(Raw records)

---*---

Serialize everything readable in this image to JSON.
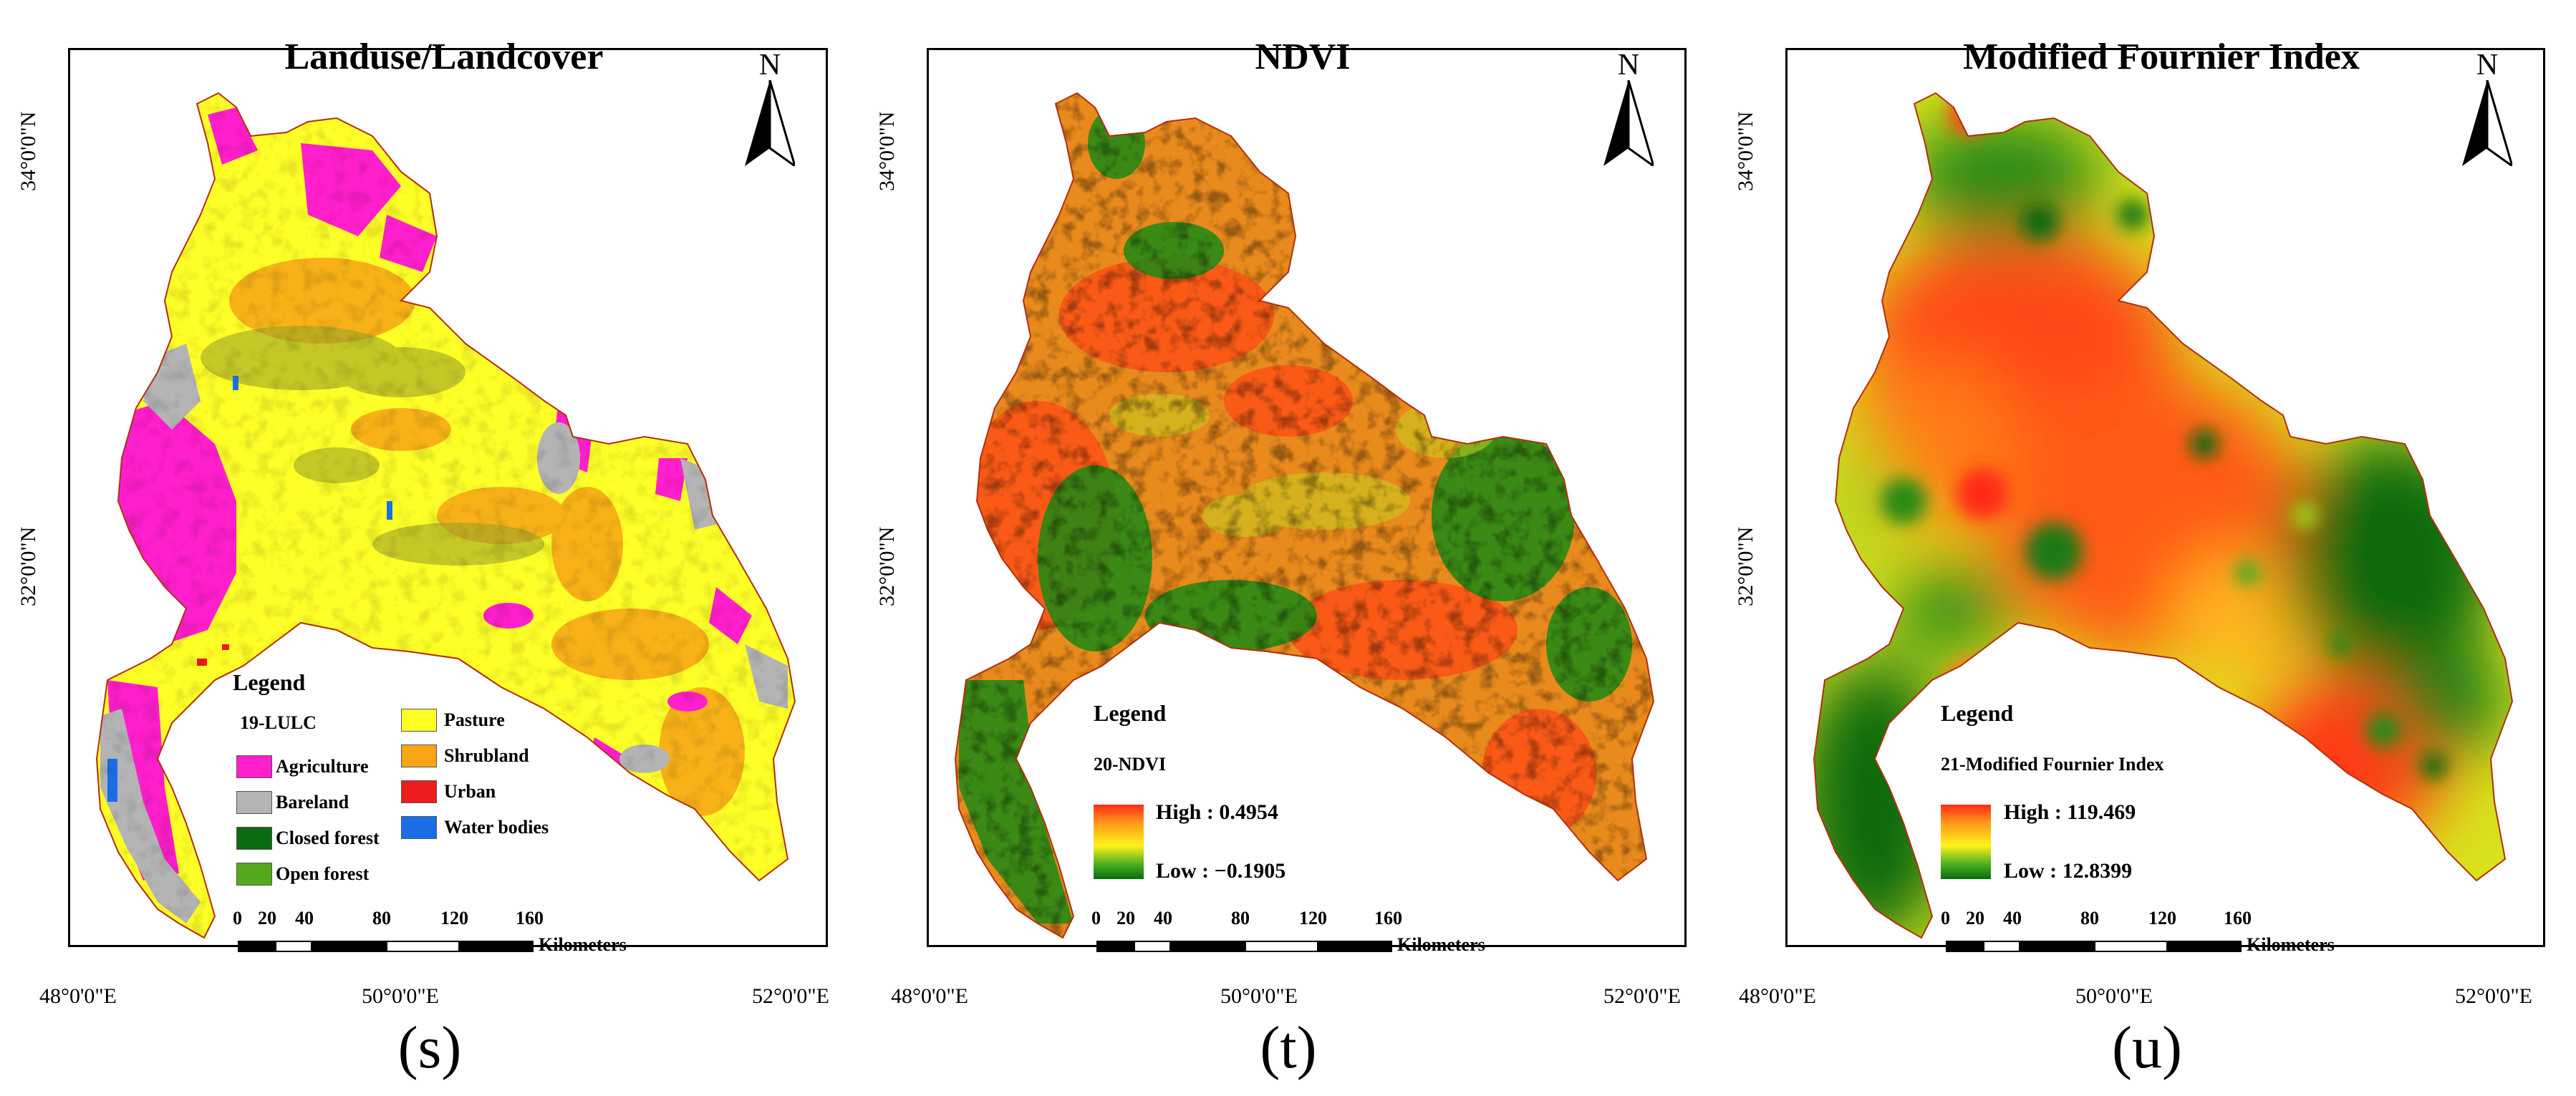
{
  "panels": [
    {
      "title": "Landuse/Landcover",
      "label": "(s)",
      "north": "N",
      "lat_ticks": [
        "34°0'0\"N",
        "32°0'0\"N"
      ],
      "lon_ticks": [
        "48°0'0\"E",
        "50°0'0\"E",
        "52°0'0\"E"
      ],
      "legend": {
        "heading": "Legend",
        "layer": "19-LULC",
        "classes": [
          {
            "label": "Agriculture",
            "color": "#ff1fcc"
          },
          {
            "label": "Bareland",
            "color": "#b4b4b4"
          },
          {
            "label": "Closed forest",
            "color": "#0a6b10"
          },
          {
            "label": "Open forest",
            "color": "#55a81c"
          },
          {
            "label": "Pasture",
            "color": "#ffff28"
          },
          {
            "label": "Shrubland",
            "color": "#f7a515"
          },
          {
            "label": "Urban",
            "color": "#ee1c1c"
          },
          {
            "label": "Water bodies",
            "color": "#1a6fe6"
          }
        ]
      },
      "scale": {
        "ticks": [
          "0",
          "20",
          "40",
          "80",
          "120",
          "160"
        ],
        "unit": "Kilometers"
      }
    },
    {
      "title": "NDVI",
      "label": "(t)",
      "north": "N",
      "lat_ticks": [
        "34°0'0\"N",
        "32°0'0\"N"
      ],
      "lon_ticks": [
        "48°0'0\"E",
        "50°0'0\"E",
        "52°0'0\"E"
      ],
      "legend": {
        "heading": "Legend",
        "layer": "20-NDVI",
        "high": "High : 0.4954",
        "low": "Low : −0.1905",
        "high_value": 0.4954,
        "low_value": -0.1905
      },
      "scale": {
        "ticks": [
          "0",
          "20",
          "40",
          "80",
          "120",
          "160"
        ],
        "unit": "Kilometers"
      }
    },
    {
      "title": "Modified Fournier Index",
      "label": "(u)",
      "north": "N",
      "lat_ticks": [
        "34°0'0\"N",
        "32°0'0\"N"
      ],
      "lon_ticks": [
        "48°0'0\"E",
        "50°0'0\"E",
        "52°0'0\"E"
      ],
      "legend": {
        "heading": "Legend",
        "layer": "21-Modified Fournier Index",
        "high": "High : 119.469",
        "low": "Low : 12.8399",
        "high_value": 119.469,
        "low_value": 12.8399
      },
      "scale": {
        "ticks": [
          "0",
          "20",
          "40",
          "80",
          "120",
          "160"
        ],
        "unit": "Kilometers"
      }
    }
  ],
  "colors": {
    "ramp_high": "#ff2a1a",
    "ramp_mid": "#fff21a",
    "ramp_low": "#0a6b10"
  }
}
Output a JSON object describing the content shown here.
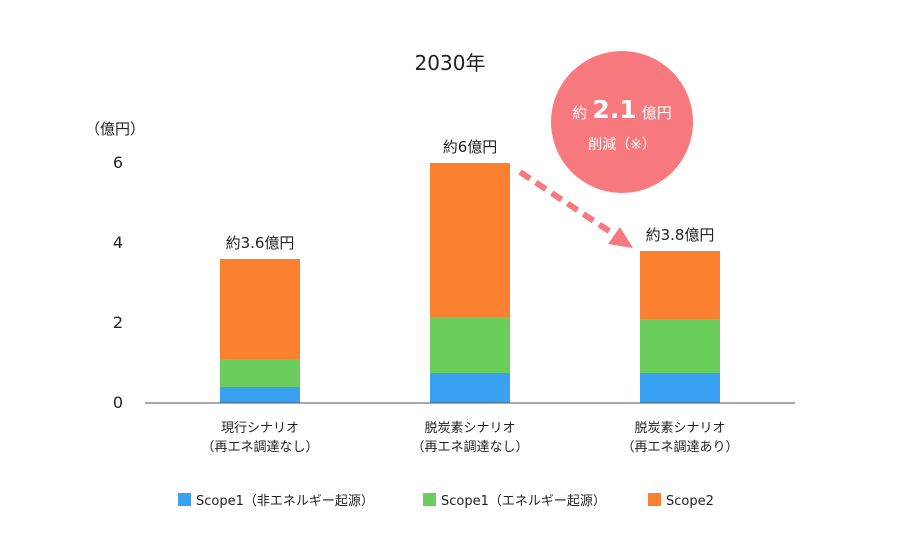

---*---

Omit pictures; set down the rest of the material word for word.

Serialize everything readable in this image to JSON.
{
  "panels": [
    {
      "title": "Landuse/Landcover",
      "label": "(s)",
      "north": "N",
      "lat_ticks": [
        "34°0'0\"N",
        "32°0'0\"N"
      ],
      "lon_ticks": [
        "48°0'0\"E",
        "50°0'0\"E",
        "52°0'0\"E"
      ],
      "legend": {
        "heading": "Legend",
        "layer": "19-LULC",
        "classes": [
          {
            "label": "Agriculture",
            "color": "#ff1fcc"
          },
          {
            "label": "Bareland",
            "color": "#b4b4b4"
          },
          {
            "label": "Closed forest",
            "color": "#0a6b10"
          },
          {
            "label": "Open forest",
            "color": "#55a81c"
          },
          {
            "label": "Pasture",
            "color": "#ffff28"
          },
          {
            "label": "Shrubland",
            "color": "#f7a515"
          },
          {
            "label": "Urban",
            "color": "#ee1c1c"
          },
          {
            "label": "Water bodies",
            "color": "#1a6fe6"
          }
        ]
      },
      "scale": {
        "ticks": [
          "0",
          "20",
          "40",
          "80",
          "120",
          "160"
        ],
        "unit": "Kilometers"
      }
    },
    {
      "title": "NDVI",
      "label": "(t)",
      "north": "N",
      "lat_ticks": [
        "34°0'0\"N",
        "32°0'0\"N"
      ],
      "lon_ticks": [
        "48°0'0\"E",
        "50°0'0\"E",
        "52°0'0\"E"
      ],
      "legend": {
        "heading": "Legend",
        "layer": "20-NDVI",
        "high": "High : 0.4954",
        "low": "Low : −0.1905",
        "high_value": 0.4954,
        "low_value": -0.1905
      },
      "scale": {
        "ticks": [
          "0",
          "20",
          "40",
          "80",
          "120",
          "160"
        ],
        "unit": "Kilometers"
      }
    },
    {
      "title": "Modified Fournier Index",
      "label": "(u)",
      "north": "N",
      "lat_ticks": [
        "34°0'0\"N",
        "32°0'0\"N"
      ],
      "lon_ticks": [
        "48°0'0\"E",
        "50°0'0\"E",
        "52°0'0\"E"
      ],
      "legend": {
        "heading": "Legend",
        "layer": "21-Modified Fournier Index",
        "high": "High : 119.469",
        "low": "Low : 12.8399",
        "high_value": 119.469,
        "low_value": 12.8399
      },
      "scale": {
        "ticks": [
          "0",
          "20",
          "40",
          "80",
          "120",
          "160"
        ],
        "unit": "Kilometers"
      }
    }
  ],
  "colors": {
    "ramp_high": "#ff2a1a",
    "ramp_mid": "#fff21a",
    "ramp_low": "#0a6b10"
  }
}
Output a JSON object describing the content shown here.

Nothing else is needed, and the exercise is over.